◆ Aim of the task
From the entries below, pull out each line where "flags" appears.

(Data extracted from a collection)
"""
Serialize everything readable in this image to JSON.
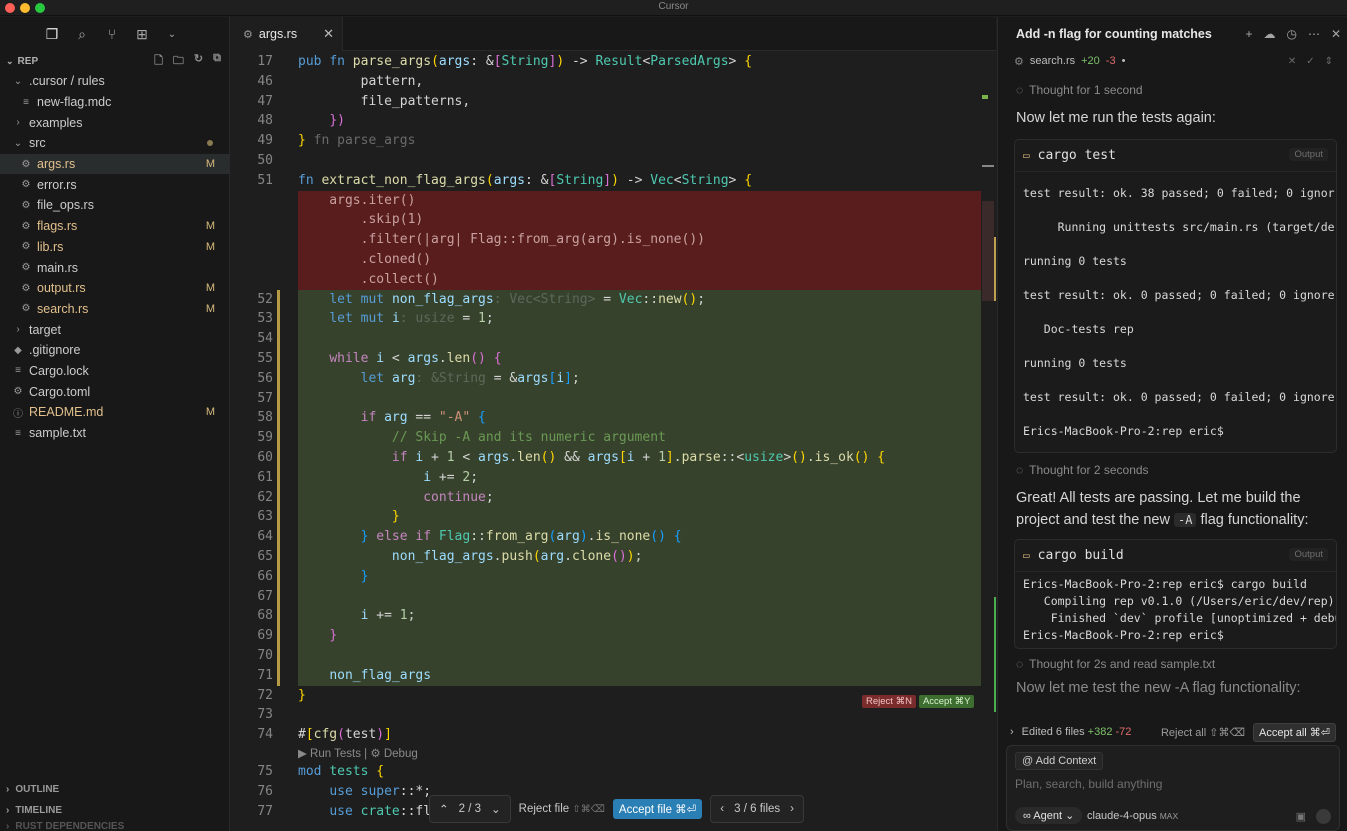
{
  "window": {
    "title": "Cursor"
  },
  "sidebar": {
    "section_title": "REP",
    "tree": [
      {
        "label": ".cursor / rules",
        "icon": "chevron-down",
        "indent": 1,
        "mod": "",
        "type": "folder"
      },
      {
        "label": "new-flag.mdc",
        "icon": "file-lines",
        "indent": 2,
        "mod": "",
        "type": "file"
      },
      {
        "label": "examples",
        "icon": "chevron-right",
        "indent": 1,
        "mod": "",
        "type": "folder"
      },
      {
        "label": "src",
        "icon": "chevron-down",
        "indent": 1,
        "mod": "",
        "type": "folder",
        "dot": true
      },
      {
        "label": "args.rs",
        "icon": "rust",
        "indent": 2,
        "mod": "M",
        "type": "file",
        "selected": true
      },
      {
        "label": "error.rs",
        "icon": "rust",
        "indent": 2,
        "mod": "",
        "type": "file"
      },
      {
        "label": "file_ops.rs",
        "icon": "rust",
        "indent": 2,
        "mod": "",
        "type": "file"
      },
      {
        "label": "flags.rs",
        "icon": "rust",
        "indent": 2,
        "mod": "M",
        "type": "file"
      },
      {
        "label": "lib.rs",
        "icon": "rust",
        "indent": 2,
        "mod": "M",
        "type": "file"
      },
      {
        "label": "main.rs",
        "icon": "rust",
        "indent": 2,
        "mod": "",
        "type": "file"
      },
      {
        "label": "output.rs",
        "icon": "rust",
        "indent": 2,
        "mod": "M",
        "type": "file"
      },
      {
        "label": "search.rs",
        "icon": "rust",
        "indent": 2,
        "mod": "M",
        "type": "file"
      },
      {
        "label": "target",
        "icon": "chevron-right",
        "indent": 1,
        "mod": "",
        "type": "folder"
      },
      {
        "label": ".gitignore",
        "icon": "git",
        "indent": 1,
        "mod": "",
        "type": "file"
      },
      {
        "label": "Cargo.lock",
        "icon": "file-lines",
        "indent": 1,
        "mod": "",
        "type": "file"
      },
      {
        "label": "Cargo.toml",
        "icon": "gear",
        "indent": 1,
        "mod": "",
        "type": "file"
      },
      {
        "label": "README.md",
        "icon": "info",
        "indent": 1,
        "mod": "M",
        "type": "file"
      },
      {
        "label": "sample.txt",
        "icon": "file-lines",
        "indent": 1,
        "mod": "",
        "type": "file"
      }
    ],
    "bottom_sections": [
      "OUTLINE",
      "TIMELINE",
      "RUST DEPENDENCIES"
    ]
  },
  "editor": {
    "tab_label": "args.rs",
    "lines": [
      {
        "n": "17",
        "html": "<span style='color:#569cd6'>pub</span> <span style='color:#569cd6'>fn</span> <span style='color:#dcdcaa'>parse_args</span><span style='color:#ffd700'>(</span><span style='color:#9cdcfe'>args</span>: &amp;<span style='color:#da70d6'>[</span><span style='color:#4ec9b0'>String</span><span style='color:#da70d6'>]</span><span style='color:#ffd700'>)</span> -&gt; <span style='color:#4ec9b0'>Result</span>&lt;<span style='color:#4ec9b0'>ParsedArgs</span>&gt; <span style='color:#ffd700'>{</span>",
        "kind": ""
      },
      {
        "n": "46",
        "html": "        pattern,",
        "kind": ""
      },
      {
        "n": "47",
        "html": "        file_patterns,",
        "kind": ""
      },
      {
        "n": "48",
        "html": "    <span style='color:#da70d6'>})</span>",
        "kind": ""
      },
      {
        "n": "49",
        "html": "<span style='color:#ffd700'>}</span> <span style='color:#6a6a6a'>fn parse_args</span>",
        "kind": ""
      },
      {
        "n": "50",
        "html": "",
        "kind": ""
      },
      {
        "n": "51",
        "html": "<span style='color:#569cd6'>fn</span> <span style='color:#dcdcaa'>extract_non_flag_args</span><span style='color:#ffd700'>(</span><span style='color:#9cdcfe'>args</span>: &amp;<span style='color:#da70d6'>[</span><span style='color:#4ec9b0'>String</span><span style='color:#da70d6'>]</span><span style='color:#ffd700'>)</span> -&gt; <span style='color:#4ec9b0'>Vec</span>&lt;<span style='color:#4ec9b0'>String</span>&gt; <span style='color:#ffd700'>{</span>",
        "kind": ""
      },
      {
        "n": "",
        "html": "    args.iter()",
        "kind": "del"
      },
      {
        "n": "",
        "html": "        .skip(1)",
        "kind": "del"
      },
      {
        "n": "",
        "html": "        .filter(|arg| Flag::from_arg(arg).is_none())",
        "kind": "del"
      },
      {
        "n": "",
        "html": "        .cloned()",
        "kind": "del"
      },
      {
        "n": "",
        "html": "        .collect()",
        "kind": "del"
      },
      {
        "n": "52",
        "html": "    <span style='color:#569cd6'>let</span> <span style='color:#569cd6'>mut</span> <span style='color:#9cdcfe'>non_flag_args</span><span style='color:#5a6a5a'>: Vec&lt;String&gt;</span> = <span style='color:#4ec9b0'>Vec</span>::<span style='color:#dcdcaa'>new</span><span style='color:#ffd700'>()</span>;",
        "kind": "add"
      },
      {
        "n": "53",
        "html": "    <span style='color:#569cd6'>let</span> <span style='color:#569cd6'>mut</span> <span style='color:#9cdcfe'>i</span><span style='color:#5a6a5a'>: usize</span> = <span style='color:#b5cea8'>1</span>;",
        "kind": "add"
      },
      {
        "n": "54",
        "html": "",
        "kind": "add"
      },
      {
        "n": "55",
        "html": "    <span style='color:#c586c0'>while</span> <span style='color:#9cdcfe'>i</span> &lt; <span style='color:#9cdcfe'>args</span>.<span style='color:#dcdcaa'>len</span><span style='color:#da70d6'>()</span> <span style='color:#da70d6'>{</span>",
        "kind": "add"
      },
      {
        "n": "56",
        "html": "        <span style='color:#569cd6'>let</span> <span style='color:#9cdcfe'>arg</span><span style='color:#5a6a5a'>: &amp;String</span> = &amp;<span style='color:#9cdcfe'>args</span><span style='color:#179fff'>[</span><span style='color:#9cdcfe'>i</span><span style='color:#179fff'>]</span>;",
        "kind": "add"
      },
      {
        "n": "57",
        "html": "",
        "kind": "add"
      },
      {
        "n": "58",
        "html": "        <span style='color:#c586c0'>if</span> <span style='color:#9cdcfe'>arg</span> == <span style='color:#ce9178'>\"-A\"</span> <span style='color:#179fff'>{</span>",
        "kind": "add"
      },
      {
        "n": "59",
        "html": "            <span style='color:#6a9955'>// Skip -A and its numeric argument</span>",
        "kind": "add"
      },
      {
        "n": "60",
        "html": "            <span style='color:#c586c0'>if</span> <span style='color:#9cdcfe'>i</span> + <span style='color:#b5cea8'>1</span> &lt; <span style='color:#9cdcfe'>args</span>.<span style='color:#dcdcaa'>len</span><span style='color:#ffd700'>()</span> &amp;&amp; <span style='color:#9cdcfe'>args</span><span style='color:#ffd700'>[</span><span style='color:#9cdcfe'>i</span> + <span style='color:#b5cea8'>1</span><span style='color:#ffd700'>]</span>.<span style='color:#dcdcaa'>parse</span>::&lt;<span style='color:#4ec9b0'>usize</span>&gt;<span style='color:#ffd700'>()</span>.<span style='color:#dcdcaa'>is_ok</span><span style='color:#ffd700'>()</span> <span style='color:#ffd700'>{</span>",
        "kind": "add"
      },
      {
        "n": "61",
        "html": "                <span style='color:#9cdcfe'>i</span> += <span style='color:#b5cea8'>2</span>;",
        "kind": "add"
      },
      {
        "n": "62",
        "html": "                <span style='color:#c586c0'>continue</span>;",
        "kind": "add"
      },
      {
        "n": "63",
        "html": "            <span style='color:#ffd700'>}</span>",
        "kind": "add"
      },
      {
        "n": "64",
        "html": "        <span style='color:#179fff'>}</span> <span style='color:#c586c0'>else</span> <span style='color:#c586c0'>if</span> <span style='color:#4ec9b0'>Flag</span>::<span style='color:#dcdcaa'>from_arg</span><span style='color:#179fff'>(</span><span style='color:#9cdcfe'>arg</span><span style='color:#179fff'>)</span>.<span style='color:#dcdcaa'>is_none</span><span style='color:#179fff'>()</span> <span style='color:#179fff'>{</span>",
        "kind": "add"
      },
      {
        "n": "65",
        "html": "            <span style='color:#9cdcfe'>non_flag_args</span>.<span style='color:#dcdcaa'>push</span><span style='color:#ffd700'>(</span><span style='color:#9cdcfe'>arg</span>.<span style='color:#dcdcaa'>clone</span><span style='color:#da70d6'>()</span><span style='color:#ffd700'>)</span>;",
        "kind": "add"
      },
      {
        "n": "66",
        "html": "        <span style='color:#179fff'>}</span>",
        "kind": "add"
      },
      {
        "n": "67",
        "html": "",
        "kind": "add"
      },
      {
        "n": "68",
        "html": "        <span style='color:#9cdcfe'>i</span> += <span style='color:#b5cea8'>1</span>;",
        "kind": "add"
      },
      {
        "n": "69",
        "html": "    <span style='color:#da70d6'>}</span>",
        "kind": "add"
      },
      {
        "n": "70",
        "html": "",
        "kind": "add"
      },
      {
        "n": "71",
        "html": "    <span style='color:#9cdcfe'>non_flag_args</span>",
        "kind": "add"
      },
      {
        "n": "72",
        "html": "<span style='color:#ffd700'>}</span>",
        "kind": ""
      },
      {
        "n": "73",
        "html": "",
        "kind": ""
      },
      {
        "n": "74",
        "html": "#<span style='color:#ffd700'>[</span><span style='color:#dcdcaa'>cfg</span><span style='color:#da70d6'>(</span>test<span style='color:#da70d6'>)</span><span style='color:#ffd700'>]</span>",
        "kind": ""
      },
      {
        "n": "",
        "html": "<span style='color:#8a8a8a;font-family:Liberation Sans,sans-serif;font-size:11.5px'>▶ Run Tests | ⚙ Debug</span>",
        "kind": "lens"
      },
      {
        "n": "75",
        "html": "<span style='color:#569cd6'>mod</span> <span style='color:#4ec9b0'>tests</span> <span style='color:#ffd700'>{</span>",
        "kind": ""
      },
      {
        "n": "76",
        "html": "    <span style='color:#569cd6'>use</span> <span style='color:#569cd6'>super</span>::*;",
        "kind": ""
      },
      {
        "n": "77",
        "html": "    <span style='color:#569cd6'>use</span> <span style='color:#4ec9b0'>crate</span>::flags::Flag;",
        "kind": ""
      }
    ],
    "hunk_reject": "Reject ⌘N",
    "hunk_accept": "Accept ⌘Y",
    "nav_count": "2 / 3",
    "reject_file": "Reject file",
    "reject_shortcut": "⇧⌘⌫",
    "accept_file": "Accept file ⌘⏎",
    "files_count": "3 / 6 files"
  },
  "panel": {
    "title": "Add -n flag for counting matches",
    "file_chip": {
      "name": "search.rs",
      "plus": "+20",
      "minus": "-3"
    },
    "thought1": "Thought for 1 second",
    "msg1": "Now let me run the tests again:",
    "term1": {
      "cmd": "cargo test",
      "output_label": "Output",
      "lines": [
        "test result: ok. 38 passed; 0 failed; 0 ignor",
        "     Running unittests src/main.rs (target/de",
        "running 0 tests",
        "test result: ok. 0 passed; 0 failed; 0 ignore",
        "   Doc-tests rep",
        "running 0 tests",
        "test result: ok. 0 passed; 0 failed; 0 ignore",
        "Erics-MacBook-Pro-2:rep eric$"
      ]
    },
    "thought2": "Thought for 2 seconds",
    "msg2_a": "Great! All tests are passing. Let me build the project and test the new ",
    "msg2_code": "-A",
    "msg2_b": " flag functionality:",
    "term2": {
      "cmd": "cargo build",
      "output_label": "Output",
      "lines": [
        "Erics-MacBook-Pro-2:rep eric$ cargo build",
        "   Compiling rep v0.1.0 (/Users/eric/dev/rep)",
        "    Finished `dev` profile [unoptimized + debu",
        "Erics-MacBook-Pro-2:rep eric$"
      ]
    },
    "thought3": "Thought for 2s and read sample.txt",
    "msg3": "Now let me test the new -A flag functionality:",
    "edited": {
      "label": "Edited 6 files",
      "plus": "+382",
      "minus": "-72",
      "reject_all": "Reject all ⇧⌘⌫",
      "accept_all": "Accept all ⌘⏎"
    },
    "composer": {
      "add_context": "Add Context",
      "placeholder": "Plan, search, build anything",
      "agent": "Agent",
      "model": "claude-4-opus",
      "max": "MAX"
    }
  }
}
"""
◆ Problem solution
        "label": "flags.rs",
        "html": "    <span style='color:#569cd6'>use</span> <span style='color:#4ec9b0'>crate</span>::flags::Flag;",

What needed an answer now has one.